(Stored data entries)
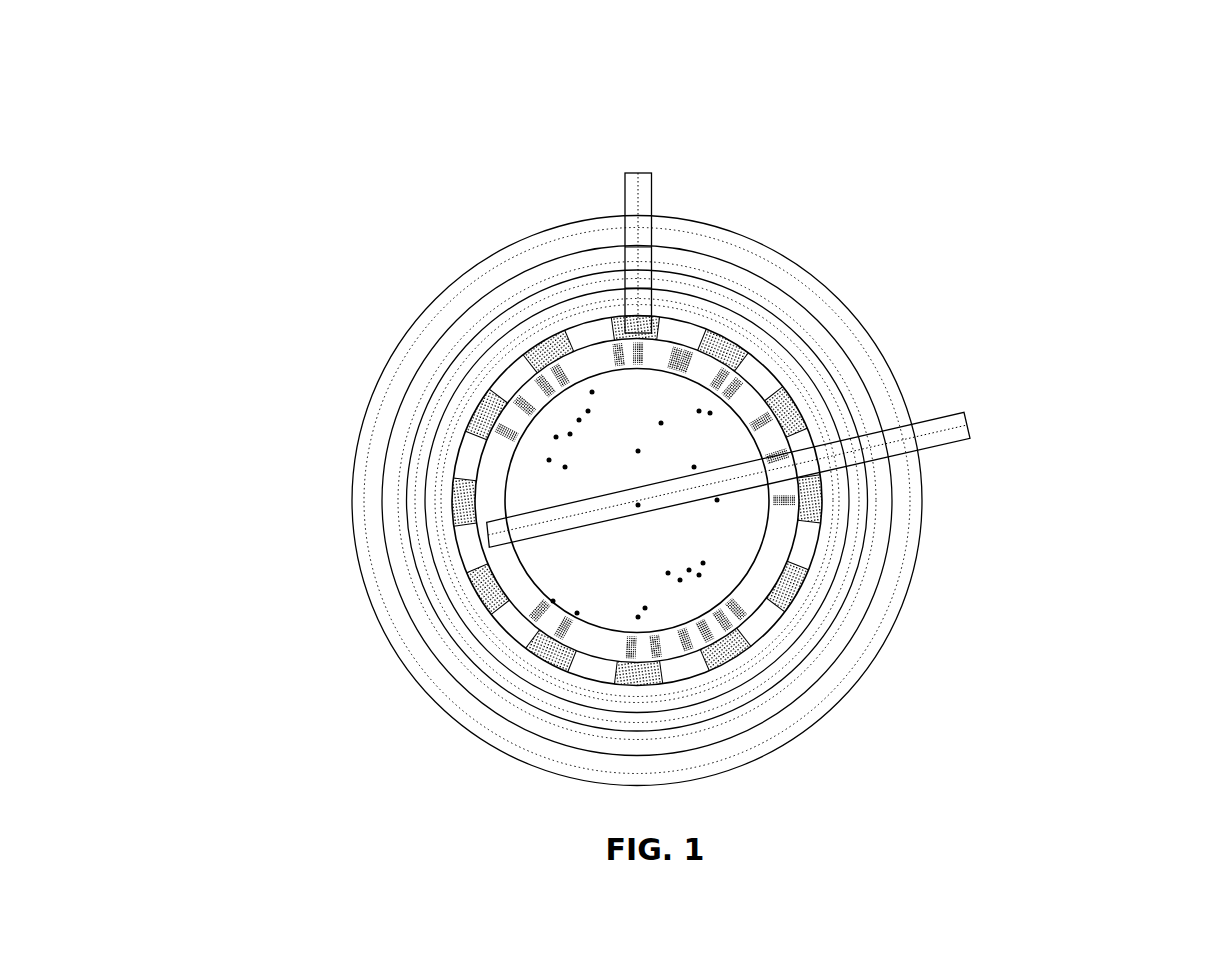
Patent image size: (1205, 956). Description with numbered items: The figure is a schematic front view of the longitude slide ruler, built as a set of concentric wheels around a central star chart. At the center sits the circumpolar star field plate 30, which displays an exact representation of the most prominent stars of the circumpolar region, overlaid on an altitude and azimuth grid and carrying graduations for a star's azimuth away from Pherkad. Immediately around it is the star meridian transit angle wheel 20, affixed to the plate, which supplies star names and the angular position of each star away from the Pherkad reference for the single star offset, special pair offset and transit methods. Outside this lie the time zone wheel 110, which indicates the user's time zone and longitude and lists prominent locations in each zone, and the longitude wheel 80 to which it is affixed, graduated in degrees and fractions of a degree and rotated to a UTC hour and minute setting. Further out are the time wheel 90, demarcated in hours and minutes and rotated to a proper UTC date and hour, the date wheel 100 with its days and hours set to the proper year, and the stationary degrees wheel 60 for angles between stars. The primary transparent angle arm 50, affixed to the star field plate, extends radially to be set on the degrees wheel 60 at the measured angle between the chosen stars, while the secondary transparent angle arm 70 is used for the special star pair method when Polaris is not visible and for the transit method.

The star meridian transit angle wheel 20 is at (496, 559).
The circumpolar star field plate 30 is at (568, 562).
The primary transparent angle arm 50 is at (660, 172).
The degrees wheel 60 is at (820, 273).
The secondary transparent angle arm 70 is at (986, 404).
The longitude wheel 80 is at (448, 407).
The time wheel 90 is at (481, 331).
The date wheel 100 is at (838, 338).
The time zone wheel 110 is at (448, 497).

Directions |
Can you update the data above by replacing "longitude slide ruler" with "navigation slide ruler", keeping everything else the same and leaving out the pictures?

Reply to the task |
Patent image size: (1205, 956). Description with numbered items: The figure is a schematic front view of the navigation slide ruler, built as a set of concentric wheels around a central star chart. At the center sits the circumpolar star field plate 30, which displays an exact representation of the most prominent stars of the circumpolar region, overlaid on an altitude and azimuth grid and carrying graduations for a star's azimuth away from Pherkad. Immediately around it is the star meridian transit angle wheel 20, affixed to the plate, which supplies star names and the angular position of each star away from the Pherkad reference for the single star offset, special pair offset and transit methods. Outside this lie the time zone wheel 110, which indicates the user's time zone and longitude and lists prominent locations in each zone, and the longitude wheel 80 to which it is affixed, graduated in degrees and fractions of a degree and rotated to a UTC hour and minute setting. Further out are the time wheel 90, demarcated in hours and minutes and rotated to a proper UTC date and hour, the date wheel 100 with its days and hours set to the proper year, and the stationary degrees wheel 60 for angles between stars. The primary transparent angle arm 50, affixed to the star field plate, extends radially to be set on the degrees wheel 60 at the measured angle between the chosen stars, while the secondary transparent angle arm 70 is used for the special star pair method when Polaris is not visible and for the transit method.

The star meridian transit angle wheel 20 is at (496, 559).
The circumpolar star field plate 30 is at (568, 562).
The primary transparent angle arm 50 is at (660, 172).
The degrees wheel 60 is at (820, 273).
The secondary transparent angle arm 70 is at (986, 404).
The longitude wheel 80 is at (448, 407).
The time wheel 90 is at (481, 331).
The date wheel 100 is at (838, 338).
The time zone wheel 110 is at (448, 497).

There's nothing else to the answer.